[Records excerpted from a collection]
##############################

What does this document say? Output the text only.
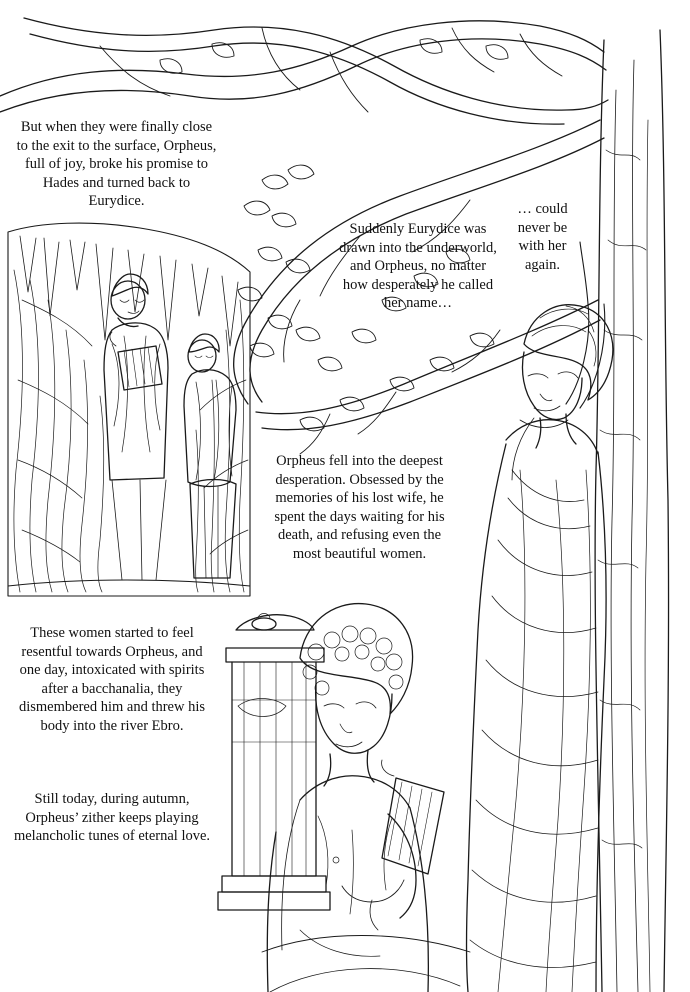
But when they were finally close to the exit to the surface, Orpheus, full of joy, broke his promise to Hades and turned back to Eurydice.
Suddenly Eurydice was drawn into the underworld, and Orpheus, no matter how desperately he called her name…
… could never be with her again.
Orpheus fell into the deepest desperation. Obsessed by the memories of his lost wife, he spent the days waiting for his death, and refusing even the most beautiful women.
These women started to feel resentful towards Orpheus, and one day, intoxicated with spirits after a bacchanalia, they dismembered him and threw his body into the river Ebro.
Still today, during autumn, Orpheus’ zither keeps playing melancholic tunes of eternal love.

##############################

INSTRUCTIONS FOR THE TASK: Each entry shown above must be quoted exactly, with its pictures left out.

TASK RESULT:
What does this document say? Output the text only.
But when they were finally close to the exit to the surface, Orpheus, full of joy, broke his promise to Hades and turned back to Eurydice.
Suddenly Eurydice was drawn into the underworld, and Orpheus, no matter how desperately he called her name…
… could never be with her again.
Orpheus fell into the deepest desperation. Obsessed by the memories of his lost wife, he spent the days waiting for his death, and refusing even the most beautiful women.
These women started to feel resentful towards Orpheus, and one day, intoxicated with spirits after a bacchanalia, they dismembered him and threw his body into the river Ebro.
Still today, during autumn, Orpheus’ zither keeps playing melancholic tunes of eternal love.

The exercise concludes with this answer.